### Dataset entries on figures
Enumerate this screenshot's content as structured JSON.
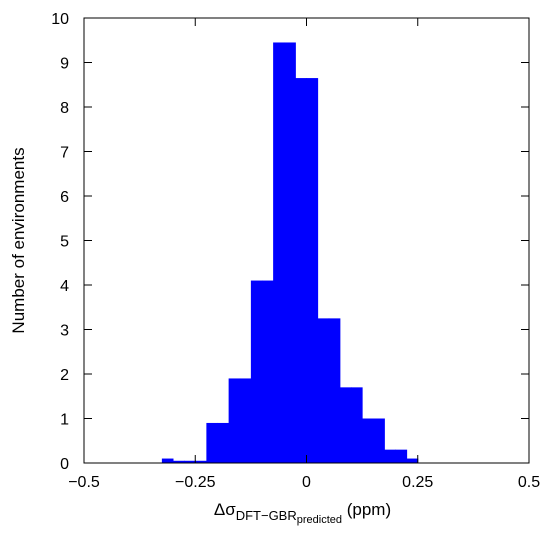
{
  "chart_data": {
    "type": "bar",
    "bar_color": "#0000ff",
    "xlim": [
      -0.5,
      0.5
    ],
    "ylim": [
      0,
      10
    ],
    "x_ticks": [
      -0.5,
      -0.25,
      0,
      0.25,
      0.5
    ],
    "x_tick_labels": [
      "−0.5",
      "−0.25",
      "0",
      "0.25",
      "0.5"
    ],
    "y_ticks": [
      0,
      1,
      2,
      3,
      4,
      5,
      6,
      7,
      8,
      9,
      10
    ],
    "y_tick_labels": [
      "0",
      "1",
      "2",
      "3",
      "4",
      "5",
      "6",
      "7",
      "8",
      "9",
      "10"
    ],
    "ylabel": "Number of environments",
    "xlabel": {
      "prefix": "Δσ",
      "subscript_main": "DFT−GBR",
      "subscript_sub": "predicted",
      "suffix": " (ppm)"
    },
    "bins": [
      {
        "x0": -0.325,
        "x1": -0.3,
        "value": 0.1
      },
      {
        "x0": -0.3,
        "x1": -0.275,
        "value": 0.05
      },
      {
        "x0": -0.275,
        "x1": -0.25,
        "value": 0.05
      },
      {
        "x0": -0.25,
        "x1": -0.225,
        "value": 0.05
      },
      {
        "x0": -0.225,
        "x1": -0.2,
        "value": 0.9
      },
      {
        "x0": -0.2,
        "x1": -0.175,
        "value": 0.9
      },
      {
        "x0": -0.175,
        "x1": -0.15,
        "value": 1.9
      },
      {
        "x0": -0.15,
        "x1": -0.125,
        "value": 1.9
      },
      {
        "x0": -0.125,
        "x1": -0.1,
        "value": 4.1
      },
      {
        "x0": -0.1,
        "x1": -0.075,
        "value": 4.1
      },
      {
        "x0": -0.075,
        "x1": -0.05,
        "value": 9.45
      },
      {
        "x0": -0.05,
        "x1": -0.025,
        "value": 9.45
      },
      {
        "x0": -0.025,
        "x1": 0.0,
        "value": 8.65
      },
      {
        "x0": 0.0,
        "x1": 0.025,
        "value": 8.65
      },
      {
        "x0": 0.025,
        "x1": 0.05,
        "value": 3.25
      },
      {
        "x0": 0.05,
        "x1": 0.075,
        "value": 3.25
      },
      {
        "x0": 0.075,
        "x1": 0.1,
        "value": 1.7
      },
      {
        "x0": 0.1,
        "x1": 0.125,
        "value": 1.7
      },
      {
        "x0": 0.125,
        "x1": 0.15,
        "value": 1.0
      },
      {
        "x0": 0.15,
        "x1": 0.175,
        "value": 1.0
      },
      {
        "x0": 0.175,
        "x1": 0.2,
        "value": 0.3
      },
      {
        "x0": 0.2,
        "x1": 0.225,
        "value": 0.3
      },
      {
        "x0": 0.225,
        "x1": 0.25,
        "value": 0.1
      }
    ]
  }
}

### YOUR GOAL
Copy each line in full and exactly, omitting any picture.

### EXERCISE RESPONSE
Enumerate this screenshot's content as structured JSON.
{
  "chart_data": {
    "type": "bar",
    "bar_color": "#0000ff",
    "xlim": [
      -0.5,
      0.5
    ],
    "ylim": [
      0,
      10
    ],
    "x_ticks": [
      -0.5,
      -0.25,
      0,
      0.25,
      0.5
    ],
    "x_tick_labels": [
      "−0.5",
      "−0.25",
      "0",
      "0.25",
      "0.5"
    ],
    "y_ticks": [
      0,
      1,
      2,
      3,
      4,
      5,
      6,
      7,
      8,
      9,
      10
    ],
    "y_tick_labels": [
      "0",
      "1",
      "2",
      "3",
      "4",
      "5",
      "6",
      "7",
      "8",
      "9",
      "10"
    ],
    "ylabel": "Number of environments",
    "xlabel": {
      "prefix": "Δσ",
      "subscript_main": "DFT−GBR",
      "subscript_sub": "predicted",
      "suffix": " (ppm)"
    },
    "bins": [
      {
        "x0": -0.325,
        "x1": -0.3,
        "value": 0.1
      },
      {
        "x0": -0.3,
        "x1": -0.275,
        "value": 0.05
      },
      {
        "x0": -0.275,
        "x1": -0.25,
        "value": 0.05
      },
      {
        "x0": -0.25,
        "x1": -0.225,
        "value": 0.05
      },
      {
        "x0": -0.225,
        "x1": -0.2,
        "value": 0.9
      },
      {
        "x0": -0.2,
        "x1": -0.175,
        "value": 0.9
      },
      {
        "x0": -0.175,
        "x1": -0.15,
        "value": 1.9
      },
      {
        "x0": -0.15,
        "x1": -0.125,
        "value": 1.9
      },
      {
        "x0": -0.125,
        "x1": -0.1,
        "value": 4.1
      },
      {
        "x0": -0.1,
        "x1": -0.075,
        "value": 4.1
      },
      {
        "x0": -0.075,
        "x1": -0.05,
        "value": 9.45
      },
      {
        "x0": -0.05,
        "x1": -0.025,
        "value": 9.45
      },
      {
        "x0": -0.025,
        "x1": 0.0,
        "value": 8.65
      },
      {
        "x0": 0.0,
        "x1": 0.025,
        "value": 8.65
      },
      {
        "x0": 0.025,
        "x1": 0.05,
        "value": 3.25
      },
      {
        "x0": 0.05,
        "x1": 0.075,
        "value": 3.25
      },
      {
        "x0": 0.075,
        "x1": 0.1,
        "value": 1.7
      },
      {
        "x0": 0.1,
        "x1": 0.125,
        "value": 1.7
      },
      {
        "x0": 0.125,
        "x1": 0.15,
        "value": 1.0
      },
      {
        "x0": 0.15,
        "x1": 0.175,
        "value": 1.0
      },
      {
        "x0": 0.175,
        "x1": 0.2,
        "value": 0.3
      },
      {
        "x0": 0.2,
        "x1": 0.225,
        "value": 0.3
      },
      {
        "x0": 0.225,
        "x1": 0.25,
        "value": 0.1
      }
    ]
  }
}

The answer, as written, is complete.